Exercise data:
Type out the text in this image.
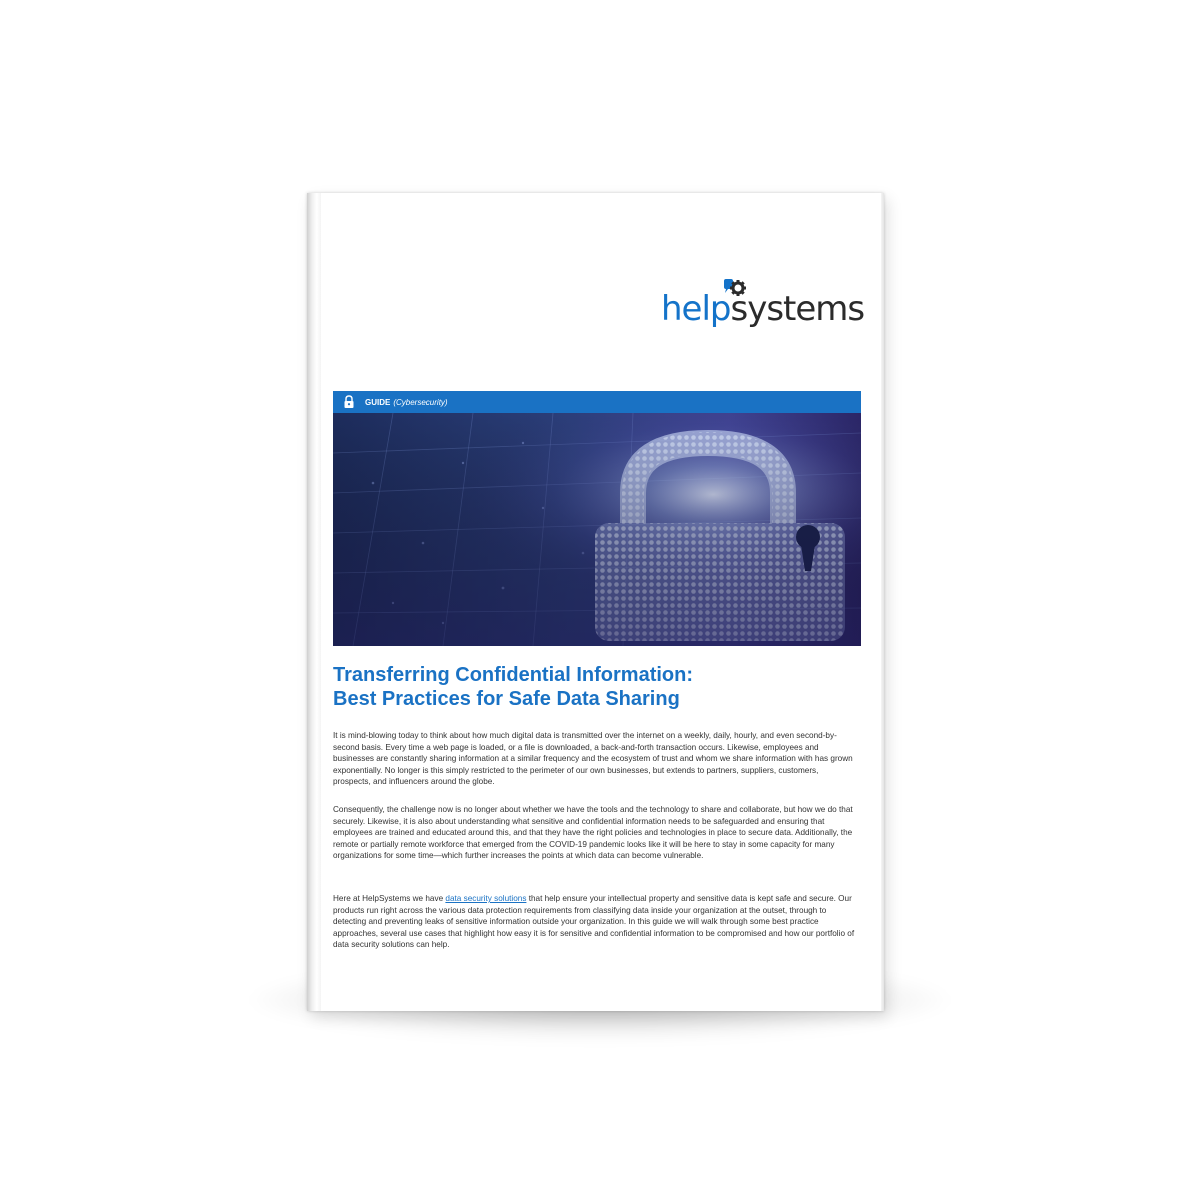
helpsystems
GUIDE (Cybersecurity)
Transferring Confidential Information:
Best Practices for Safe Data Sharing

It is mind-blowing today to think about how much digital data is transmitted over the internet on a weekly, daily, hourly, and even second-by-second basis. Every time a web page is loaded, or a file is downloaded, a back-and-forth transaction occurs. Likewise, employees and businesses are constantly sharing information at a similar frequency and the ecosystem of trust and whom we share information with has grown exponentially. No longer is this simply restricted to the perimeter of our own businesses, but extends to partners, suppliers, customers, prospects, and influencers around the globe.

Consequently, the challenge now is no longer about whether we have the tools and the technology to share and collaborate, but how we do that securely. Likewise, it is also about understanding what sensitive and confidential information needs to be safeguarded and ensuring that employees are trained and educated around this, and that they have the right policies and technologies in place to secure data. Additionally, the remote or partially remote workforce that emerged from the COVID-19 pandemic looks like it will be here to stay in some capacity for many organizations for some time—which further increases the points at which data can become vulnerable.

Here at HelpSystems we have data security solutions that help ensure your intellectual property and sensitive data is kept safe and secure. Our products run right across the various data protection requirements from classifying data inside your organization at the outset, through to detecting and preventing leaks of sensitive information outside your organization. In this guide we will walk through some best practice approaches, several use cases that highlight how easy it is for sensitive and confidential information to be compromised and how our portfolio of data security solutions can help.
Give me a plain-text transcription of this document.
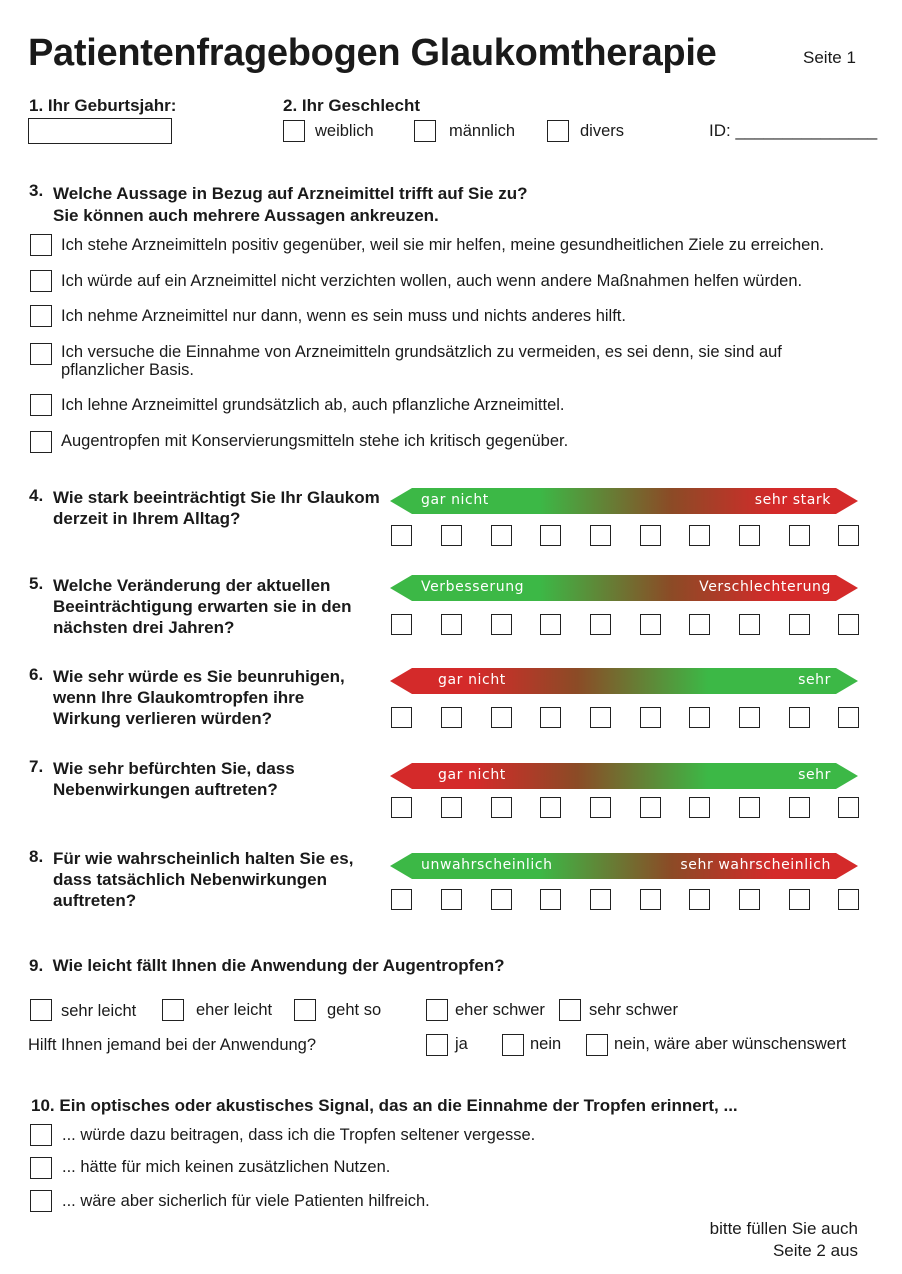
Patientenfragebogen Glaukomtherapie	Seite 1
1. Ihr Geburtsjahr:	2. Ihr Geschlecht
weiblich	männlich	divers	ID: _______________
3. Welche Aussage in Bezug auf Arzneimittel trifft auf Sie zu?
Sie können auch mehrere Aussagen ankreuzen.
Ich stehe Arzneimitteln positiv gegenüber, weil sie mir helfen, meine gesundheitlichen Ziele zu erreichen.
Ich würde auf ein Arzneimittel nicht verzichten wollen, auch wenn andere Maßnahmen helfen würden.
Ich nehme Arzneimittel nur dann, wenn es sein muss und nichts anderes hilft.
Ich versuche die Einnahme von Arzneimitteln grundsätzlich zu vermeiden, es sei denn, sie sind auf
pflanzlicher Basis.
Ich lehne Arzneimittel grundsätzlich ab, auch pflanzliche Arzneimittel.
Augentropfen mit Konservierungsmitteln stehe ich kritisch gegenüber.
4. Wie stark beeinträchtigt Sie Ihr Glaukom
derzeit in Ihrem Alltag?
gar nicht	sehr stark
5. Welche Veränderung der aktuellen
Beeinträchtigung erwarten sie in den
nächsten drei Jahren?
Verbesserung	Verschlechterung
6. Wie sehr würde es Sie beunruhigen,
wenn Ihre Glaukomtropfen ihre
Wirkung verlieren würden?
gar nicht	sehr
7. Wie sehr befürchten Sie, dass
Nebenwirkungen auftreten?
gar nicht	sehr
8. Für wie wahrscheinlich halten Sie es,
dass tatsächlich Nebenwirkungen
auftreten?
unwahrscheinlich	sehr wahrscheinlich
9.  Wie leicht fällt Ihnen die Anwendung der Augentropfen?
sehr leicht	eher leicht	geht so	eher schwer	sehr schwer
Hilft Ihnen jemand bei der Anwendung?	ja	nein	nein, wäre aber wünschenswert
10. Ein optisches oder akustisches Signal, das an die Einnahme der Tropfen erinnert, ...
... würde dazu beitragen, dass ich die Tropfen seltener vergesse.
... hätte für mich keinen zusätzlichen Nutzen.
... wäre aber sicherlich für viele Patienten hilfreich.
bitte füllen Sie auch
Seite 2 aus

What you should do: In the listing above, how many lines hold the word "Augentropfen"? Give the number and nothing more.

Answer: 2